**DO THIS**
Leave out the images and repeat the listing below without a single change.

**DATASET ROWS**
** START **

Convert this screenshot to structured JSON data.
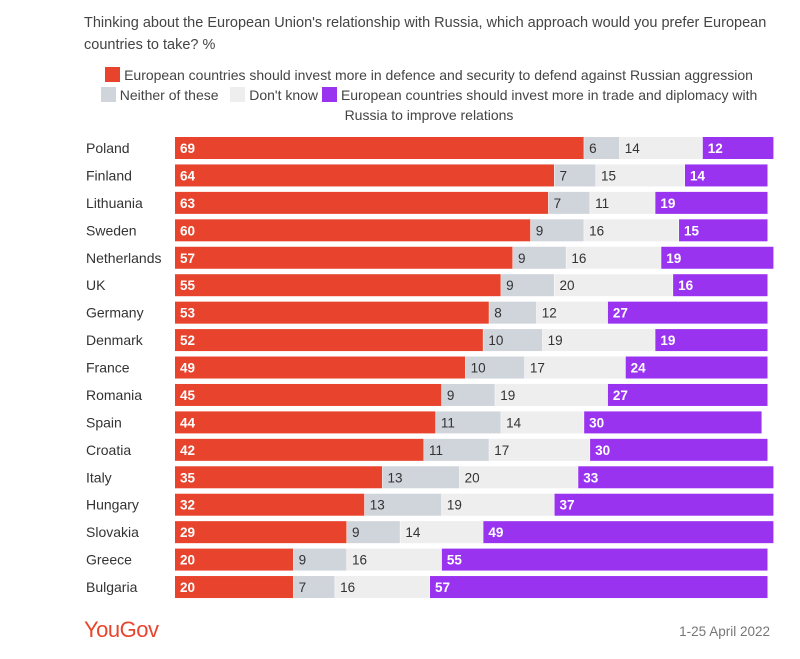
{
  "chart_data": {
    "type": "bar",
    "stacked": true,
    "orientation": "horizontal",
    "title": "Thinking about the European Union's relationship with Russia, which approach would you prefer European countries to take? %",
    "categories": [
      "Poland",
      "Finland",
      "Lithuania",
      "Sweden",
      "Netherlands",
      "UK",
      "Germany",
      "Denmark",
      "France",
      "Romania",
      "Spain",
      "Croatia",
      "Italy",
      "Hungary",
      "Slovakia",
      "Greece",
      "Bulgaria"
    ],
    "series": [
      {
        "name": "European countries should invest more in defence and security to defend against Russian aggression",
        "color": "#e8432c",
        "values": [
          69,
          64,
          63,
          60,
          57,
          55,
          53,
          52,
          49,
          45,
          44,
          42,
          35,
          32,
          29,
          20,
          20
        ]
      },
      {
        "name": "Neither of these",
        "color": "#d0d4db",
        "values": [
          6,
          7,
          7,
          9,
          9,
          9,
          8,
          10,
          10,
          9,
          11,
          11,
          13,
          13,
          9,
          9,
          7
        ]
      },
      {
        "name": "Don't know",
        "color": "#eeeeee",
        "values": [
          14,
          15,
          11,
          16,
          16,
          20,
          12,
          19,
          17,
          19,
          14,
          17,
          20,
          19,
          14,
          16,
          16
        ]
      },
      {
        "name": "European countries should invest more in trade and diplomacy with Russia to improve relations",
        "color": "#9a33f0",
        "values": [
          12,
          14,
          19,
          15,
          19,
          16,
          27,
          19,
          24,
          27,
          30,
          30,
          33,
          37,
          49,
          55,
          57
        ]
      }
    ],
    "xlim": [
      0,
      100
    ],
    "legend_position": "top",
    "grid": false
  },
  "footer": {
    "logo": "YouGov",
    "date": "1-25 April 2022"
  }
}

** END **

**OUTPUT FOR THIS TASK**
Convert this screenshot to structured JSON data.
{
  "chart_data": {
    "type": "bar",
    "stacked": true,
    "orientation": "horizontal",
    "title": "Thinking about the European Union's relationship with Russia, which approach would you prefer European countries to take? %",
    "categories": [
      "Poland",
      "Finland",
      "Lithuania",
      "Sweden",
      "Netherlands",
      "UK",
      "Germany",
      "Denmark",
      "France",
      "Romania",
      "Spain",
      "Croatia",
      "Italy",
      "Hungary",
      "Slovakia",
      "Greece",
      "Bulgaria"
    ],
    "series": [
      {
        "name": "European countries should invest more in defence and security to defend against Russian aggression",
        "color": "#e8432c",
        "values": [
          69,
          64,
          63,
          60,
          57,
          55,
          53,
          52,
          49,
          45,
          44,
          42,
          35,
          32,
          29,
          20,
          20
        ]
      },
      {
        "name": "Neither of these",
        "color": "#d0d4db",
        "values": [
          6,
          7,
          7,
          9,
          9,
          9,
          8,
          10,
          10,
          9,
          11,
          11,
          13,
          13,
          9,
          9,
          7
        ]
      },
      {
        "name": "Don't know",
        "color": "#eeeeee",
        "values": [
          14,
          15,
          11,
          16,
          16,
          20,
          12,
          19,
          17,
          19,
          14,
          17,
          20,
          19,
          14,
          16,
          16
        ]
      },
      {
        "name": "European countries should invest more in trade and diplomacy with Russia to improve relations",
        "color": "#9a33f0",
        "values": [
          12,
          14,
          19,
          15,
          19,
          16,
          27,
          19,
          24,
          27,
          30,
          30,
          33,
          37,
          49,
          55,
          57
        ]
      }
    ],
    "xlim": [
      0,
      100
    ],
    "legend_position": "top",
    "grid": false
  },
  "footer": {
    "logo": "YouGov",
    "date": "1-25 April 2022"
  }
}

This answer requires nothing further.